* **Data entries**

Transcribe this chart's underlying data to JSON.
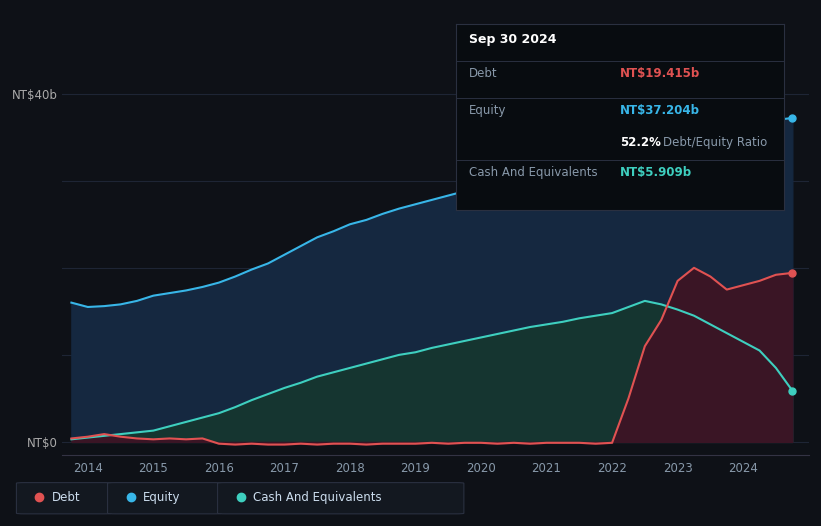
{
  "background_color": "#0e1117",
  "plot_bg_color": "#0e1117",
  "tooltip": {
    "date": "Sep 30 2024",
    "debt_label": "Debt",
    "debt_value": "NT$19.415b",
    "equity_label": "Equity",
    "equity_value": "NT$37.204b",
    "ratio_value": "52.2%",
    "ratio_label": "Debt/Equity Ratio",
    "cash_label": "Cash And Equivalents",
    "cash_value": "NT$5.909b"
  },
  "ylabel_top": "NT$40b",
  "ylabel_bottom": "NT$0",
  "debt_color": "#e05252",
  "equity_color": "#38b6e8",
  "cash_color": "#3ecfbf",
  "equity_fill_color": "#152840",
  "cash_fill_color": "#153530",
  "debt_fill_color": "#3a1525",
  "years": [
    2013.75,
    2014.0,
    2014.25,
    2014.5,
    2014.75,
    2015.0,
    2015.25,
    2015.5,
    2015.75,
    2016.0,
    2016.25,
    2016.5,
    2016.75,
    2017.0,
    2017.25,
    2017.5,
    2017.75,
    2018.0,
    2018.25,
    2018.5,
    2018.75,
    2019.0,
    2019.25,
    2019.5,
    2019.75,
    2020.0,
    2020.25,
    2020.5,
    2020.75,
    2021.0,
    2021.25,
    2021.5,
    2021.75,
    2022.0,
    2022.25,
    2022.5,
    2022.75,
    2023.0,
    2023.25,
    2023.5,
    2023.75,
    2024.0,
    2024.25,
    2024.5,
    2024.75
  ],
  "equity": [
    16.0,
    15.5,
    15.6,
    15.8,
    16.2,
    16.8,
    17.1,
    17.4,
    17.8,
    18.3,
    19.0,
    19.8,
    20.5,
    21.5,
    22.5,
    23.5,
    24.2,
    25.0,
    25.5,
    26.2,
    26.8,
    27.3,
    27.8,
    28.3,
    28.8,
    29.3,
    29.8,
    30.3,
    30.8,
    31.2,
    31.6,
    32.0,
    32.3,
    38.5,
    39.2,
    38.5,
    37.5,
    36.0,
    34.0,
    34.5,
    35.5,
    36.5,
    36.8,
    37.0,
    37.2
  ],
  "cash": [
    0.3,
    0.5,
    0.7,
    0.9,
    1.1,
    1.3,
    1.8,
    2.3,
    2.8,
    3.3,
    4.0,
    4.8,
    5.5,
    6.2,
    6.8,
    7.5,
    8.0,
    8.5,
    9.0,
    9.5,
    10.0,
    10.3,
    10.8,
    11.2,
    11.6,
    12.0,
    12.4,
    12.8,
    13.2,
    13.5,
    13.8,
    14.2,
    14.5,
    14.8,
    15.5,
    16.2,
    15.8,
    15.2,
    14.5,
    13.5,
    12.5,
    11.5,
    10.5,
    8.5,
    5.9
  ],
  "debt": [
    0.4,
    0.6,
    0.9,
    0.6,
    0.4,
    0.3,
    0.4,
    0.3,
    0.4,
    -0.2,
    -0.3,
    -0.2,
    -0.3,
    -0.3,
    -0.2,
    -0.3,
    -0.2,
    -0.2,
    -0.3,
    -0.2,
    -0.2,
    -0.2,
    -0.1,
    -0.2,
    -0.1,
    -0.1,
    -0.2,
    -0.1,
    -0.2,
    -0.1,
    -0.1,
    -0.1,
    -0.2,
    -0.1,
    5.0,
    11.0,
    14.0,
    18.5,
    20.0,
    19.0,
    17.5,
    18.0,
    18.5,
    19.2,
    19.415
  ],
  "ylim": [
    -1.5,
    42
  ],
  "xlim": [
    2013.6,
    2025.0
  ],
  "ytick_labels": [
    "NT$0",
    "NT$40b"
  ],
  "ytick_vals": [
    0,
    40
  ],
  "xtick_vals": [
    2014,
    2015,
    2016,
    2017,
    2018,
    2019,
    2020,
    2021,
    2022,
    2023,
    2024
  ],
  "grid_vals": [
    0,
    10,
    20,
    30,
    40
  ]
}
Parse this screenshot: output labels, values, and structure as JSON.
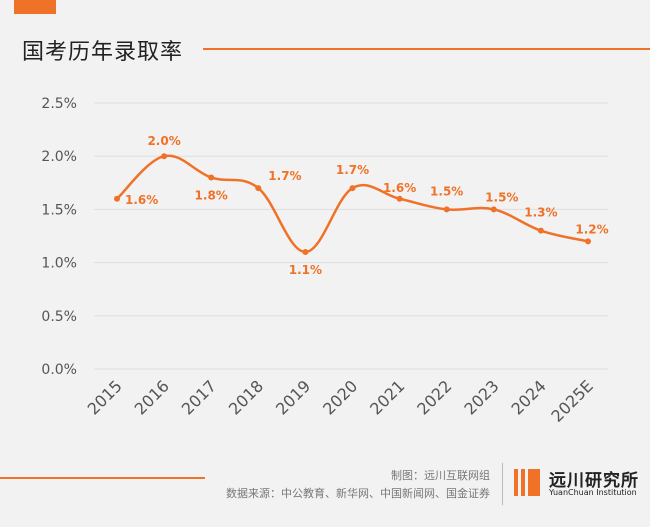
{
  "header": {
    "title": "国考历年录取率"
  },
  "chart_data": {
    "type": "line",
    "categories": [
      "2015",
      "2016",
      "2017",
      "2018",
      "2019",
      "2020",
      "2021",
      "2022",
      "2023",
      "2024",
      "2025E"
    ],
    "series": [
      {
        "values": [
          1.6,
          2.0,
          1.8,
          1.7,
          1.1,
          1.7,
          1.6,
          1.5,
          1.5,
          1.3,
          1.2
        ],
        "labels": [
          "1.6%",
          "2.0%",
          "1.8%",
          "1.7%",
          "1.1%",
          "1.7%",
          "1.6%",
          "1.5%",
          "1.5%",
          "1.3%",
          "1.2%"
        ]
      }
    ],
    "y_ticks": [
      "0.0%",
      "0.5%",
      "1.0%",
      "1.5%",
      "2.0%",
      "2.5%"
    ],
    "ylim": [
      0,
      2.5
    ],
    "grid": true,
    "line_style": "smooth",
    "accent_color": "#f07228"
  },
  "footer": {
    "maker": "制图：远川互联网组",
    "source": "数据来源：中公教育、新华网、中国新闻网、国金证券"
  },
  "logo": {
    "name_cn": "远川研究所",
    "name_en": "YuanChuan Institution"
  }
}
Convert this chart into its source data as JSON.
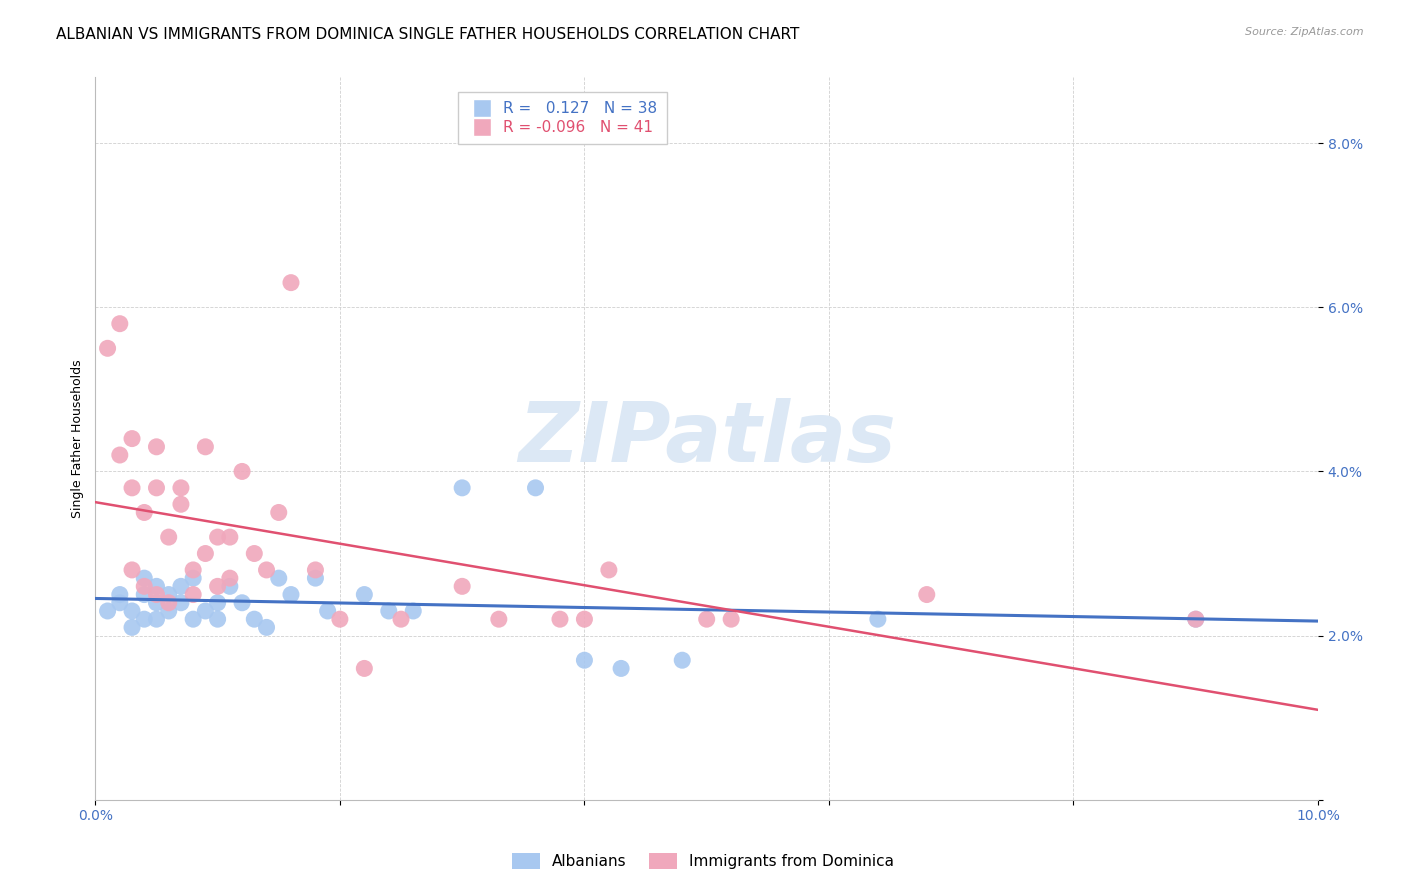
{
  "title": "ALBANIAN VS IMMIGRANTS FROM DOMINICA SINGLE FATHER HOUSEHOLDS CORRELATION CHART",
  "source": "Source: ZipAtlas.com",
  "ylabel": "Single Father Households",
  "xlim": [
    0.0,
    0.1
  ],
  "ylim": [
    0.0,
    0.088
  ],
  "albanians_color": "#a8c8f0",
  "dominica_color": "#f0a8bc",
  "trend_albanian_color": "#4472c4",
  "trend_dominica_color": "#e05070",
  "legend_R_albanian": "0.127",
  "legend_N_albanian": "38",
  "legend_R_dominica": "-0.096",
  "legend_N_dominica": "41",
  "albanians_x": [
    0.001,
    0.002,
    0.002,
    0.003,
    0.003,
    0.004,
    0.004,
    0.004,
    0.005,
    0.005,
    0.005,
    0.006,
    0.006,
    0.007,
    0.007,
    0.008,
    0.008,
    0.009,
    0.01,
    0.01,
    0.011,
    0.012,
    0.013,
    0.014,
    0.015,
    0.016,
    0.018,
    0.019,
    0.022,
    0.024,
    0.026,
    0.03,
    0.036,
    0.04,
    0.043,
    0.048,
    0.064,
    0.09
  ],
  "albanians_y": [
    0.023,
    0.024,
    0.025,
    0.021,
    0.023,
    0.022,
    0.025,
    0.027,
    0.022,
    0.024,
    0.026,
    0.023,
    0.025,
    0.024,
    0.026,
    0.022,
    0.027,
    0.023,
    0.024,
    0.022,
    0.026,
    0.024,
    0.022,
    0.021,
    0.027,
    0.025,
    0.027,
    0.023,
    0.025,
    0.023,
    0.023,
    0.038,
    0.038,
    0.017,
    0.016,
    0.017,
    0.022,
    0.022
  ],
  "dominica_x": [
    0.001,
    0.002,
    0.002,
    0.003,
    0.003,
    0.003,
    0.004,
    0.004,
    0.005,
    0.005,
    0.005,
    0.006,
    0.006,
    0.007,
    0.007,
    0.008,
    0.008,
    0.009,
    0.009,
    0.01,
    0.01,
    0.011,
    0.011,
    0.012,
    0.013,
    0.014,
    0.015,
    0.016,
    0.018,
    0.02,
    0.022,
    0.025,
    0.03,
    0.033,
    0.038,
    0.04,
    0.042,
    0.05,
    0.052,
    0.068,
    0.09
  ],
  "dominica_y": [
    0.055,
    0.058,
    0.042,
    0.028,
    0.044,
    0.038,
    0.026,
    0.035,
    0.025,
    0.043,
    0.038,
    0.024,
    0.032,
    0.036,
    0.038,
    0.025,
    0.028,
    0.043,
    0.03,
    0.026,
    0.032,
    0.027,
    0.032,
    0.04,
    0.03,
    0.028,
    0.035,
    0.063,
    0.028,
    0.022,
    0.016,
    0.022,
    0.026,
    0.022,
    0.022,
    0.022,
    0.028,
    0.022,
    0.022,
    0.025,
    0.022
  ],
  "watermark_text": "ZIPatlas",
  "watermark_color": "#dce8f5",
  "title_fontsize": 11,
  "label_fontsize": 9,
  "tick_fontsize": 10,
  "legend_fontsize": 11
}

* **Exercise requirements**
Show every line from the entries above in which "source" appears.

* **Output below**
    "source": "数据来源：中公教育、新华网、中国新闻网、国金证券"
Convert this chart into its source data as JSON.
  "source": "Source: ZipAtlas.com",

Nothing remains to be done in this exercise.